# Exercise aim
Your task is to repeat the entries word for word while leaving out the pictures.

# Records provided
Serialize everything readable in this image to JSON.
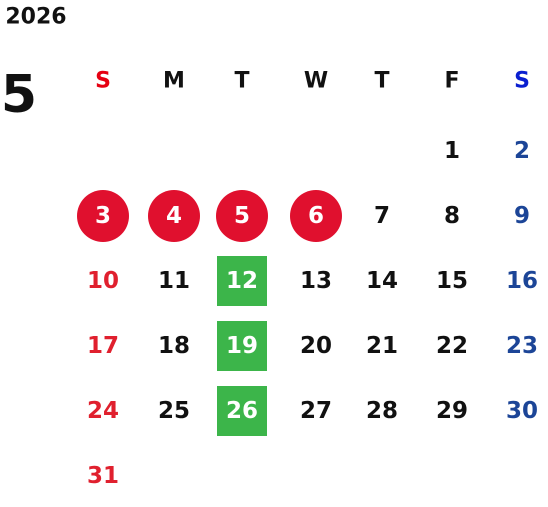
{
  "year": "2026",
  "month": "5",
  "weekdays": [
    {
      "label": "S",
      "color": "#e60012",
      "day_color": "#e0202e"
    },
    {
      "label": "M",
      "color": "#111111",
      "day_color": "#111111"
    },
    {
      "label": "T",
      "color": "#111111",
      "day_color": "#111111"
    },
    {
      "label": "W",
      "color": "#111111",
      "day_color": "#111111"
    },
    {
      "label": "T",
      "color": "#111111",
      "day_color": "#111111"
    },
    {
      "label": "F",
      "color": "#111111",
      "day_color": "#111111"
    },
    {
      "label": "S",
      "color": "#0a1fd0",
      "day_color": "#1c4597"
    }
  ],
  "weeks": [
    [
      null,
      null,
      null,
      null,
      null,
      {
        "text": "1"
      },
      {
        "text": "2"
      }
    ],
    [
      {
        "text": "3",
        "mark": "circle",
        "mark_color": "#e0102e"
      },
      {
        "text": "4",
        "mark": "circle",
        "mark_color": "#e0102e"
      },
      {
        "text": "5",
        "mark": "circle",
        "mark_color": "#e0102e"
      },
      {
        "text": "6",
        "mark": "circle",
        "mark_color": "#e0102e"
      },
      {
        "text": "7"
      },
      {
        "text": "8"
      },
      {
        "text": "9"
      }
    ],
    [
      {
        "text": "10"
      },
      {
        "text": "11"
      },
      {
        "text": "12",
        "mark": "square",
        "mark_color": "#3cb54a"
      },
      {
        "text": "13"
      },
      {
        "text": "14"
      },
      {
        "text": "15"
      },
      {
        "text": "16"
      }
    ],
    [
      {
        "text": "17"
      },
      {
        "text": "18"
      },
      {
        "text": "19",
        "mark": "square",
        "mark_color": "#3cb54a"
      },
      {
        "text": "20"
      },
      {
        "text": "21"
      },
      {
        "text": "22"
      },
      {
        "text": "23"
      }
    ],
    [
      {
        "text": "24"
      },
      {
        "text": "25"
      },
      {
        "text": "26",
        "mark": "square",
        "mark_color": "#3cb54a"
      },
      {
        "text": "27"
      },
      {
        "text": "28"
      },
      {
        "text": "29"
      },
      {
        "text": "30"
      }
    ],
    [
      {
        "text": "31"
      },
      null,
      null,
      null,
      null,
      null,
      null
    ]
  ]
}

# Answer to this problem
Serialize everything readable in this image to JSON.
{
  "year": "2026",
  "month": "5",
  "weekdays": [
    {
      "label": "S",
      "color": "#e60012",
      "day_color": "#e0202e"
    },
    {
      "label": "M",
      "color": "#111111",
      "day_color": "#111111"
    },
    {
      "label": "T",
      "color": "#111111",
      "day_color": "#111111"
    },
    {
      "label": "W",
      "color": "#111111",
      "day_color": "#111111"
    },
    {
      "label": "T",
      "color": "#111111",
      "day_color": "#111111"
    },
    {
      "label": "F",
      "color": "#111111",
      "day_color": "#111111"
    },
    {
      "label": "S",
      "color": "#0a1fd0",
      "day_color": "#1c4597"
    }
  ],
  "weeks": [
    [
      null,
      null,
      null,
      null,
      null,
      {
        "text": "1"
      },
      {
        "text": "2"
      }
    ],
    [
      {
        "text": "3",
        "mark": "circle",
        "mark_color": "#e0102e"
      },
      {
        "text": "4",
        "mark": "circle",
        "mark_color": "#e0102e"
      },
      {
        "text": "5",
        "mark": "circle",
        "mark_color": "#e0102e"
      },
      {
        "text": "6",
        "mark": "circle",
        "mark_color": "#e0102e"
      },
      {
        "text": "7"
      },
      {
        "text": "8"
      },
      {
        "text": "9"
      }
    ],
    [
      {
        "text": "10"
      },
      {
        "text": "11"
      },
      {
        "text": "12",
        "mark": "square",
        "mark_color": "#3cb54a"
      },
      {
        "text": "13"
      },
      {
        "text": "14"
      },
      {
        "text": "15"
      },
      {
        "text": "16"
      }
    ],
    [
      {
        "text": "17"
      },
      {
        "text": "18"
      },
      {
        "text": "19",
        "mark": "square",
        "mark_color": "#3cb54a"
      },
      {
        "text": "20"
      },
      {
        "text": "21"
      },
      {
        "text": "22"
      },
      {
        "text": "23"
      }
    ],
    [
      {
        "text": "24"
      },
      {
        "text": "25"
      },
      {
        "text": "26",
        "mark": "square",
        "mark_color": "#3cb54a"
      },
      {
        "text": "27"
      },
      {
        "text": "28"
      },
      {
        "text": "29"
      },
      {
        "text": "30"
      }
    ],
    [
      {
        "text": "31"
      },
      null,
      null,
      null,
      null,
      null,
      null
    ]
  ]
}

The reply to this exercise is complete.